======== PROVIDED ENTRIES
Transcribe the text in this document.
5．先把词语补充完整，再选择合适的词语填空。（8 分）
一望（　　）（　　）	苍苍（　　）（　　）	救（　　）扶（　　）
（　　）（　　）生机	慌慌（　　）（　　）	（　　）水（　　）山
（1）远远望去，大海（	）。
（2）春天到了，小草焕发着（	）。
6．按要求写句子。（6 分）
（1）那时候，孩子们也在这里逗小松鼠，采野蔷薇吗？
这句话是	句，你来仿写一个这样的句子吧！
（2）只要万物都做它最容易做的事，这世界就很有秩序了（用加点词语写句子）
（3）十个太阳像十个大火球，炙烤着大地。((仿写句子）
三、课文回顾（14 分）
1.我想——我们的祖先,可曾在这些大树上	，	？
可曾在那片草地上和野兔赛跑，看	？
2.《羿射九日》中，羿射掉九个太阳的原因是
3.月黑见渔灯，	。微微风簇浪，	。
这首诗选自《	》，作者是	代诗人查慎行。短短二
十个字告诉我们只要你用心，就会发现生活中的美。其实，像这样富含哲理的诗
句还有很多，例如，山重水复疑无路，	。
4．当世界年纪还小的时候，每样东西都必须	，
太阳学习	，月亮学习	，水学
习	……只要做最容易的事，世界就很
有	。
================
▶ WHAT YOU NEED TO DO:
Transcribe every entry word for word.

▶ RESULT:
Transcribe the text in this document.
5．先把词语补充完整，再选择合适的词语填空。（8 分）
一望（　　）（　　）	苍苍（　　）（　　）	救（　　）扶（　　）
（　　）（　　）生机	慌慌（　　）（　　）	（　　）水（　　）山
（1）远远望去，大海（	）。
（2）春天到了，小草焕发着（	）。
6．按要求写句子。（6 分）
（1）那时候，孩子们也在这里逗小松鼠，采野蔷薇吗？
这句话是	句，你来仿写一个这样的句子吧！
（2）只要万物都做它最容易做的事，这世界就很有秩序了（用加点词语写句子）
（3）十个太阳像十个大火球，炙烤着大地。((仿写句子）
三、课文回顾（14 分）
1.我想——我们的祖先,可曾在这些大树上	，	？
可曾在那片草地上和野兔赛跑，看	？
2.《羿射九日》中，羿射掉九个太阳的原因是
3.月黑见渔灯，	。微微风簇浪，	。
这首诗选自《	》，作者是	代诗人查慎行。短短二
十个字告诉我们只要你用心，就会发现生活中的美。其实，像这样富含哲理的诗
句还有很多，例如，山重水复疑无路，	。
4．当世界年纪还小的时候，每样东西都必须	，
太阳学习	，月亮学习	，水学
习	……只要做最容易的事，世界就很
有	。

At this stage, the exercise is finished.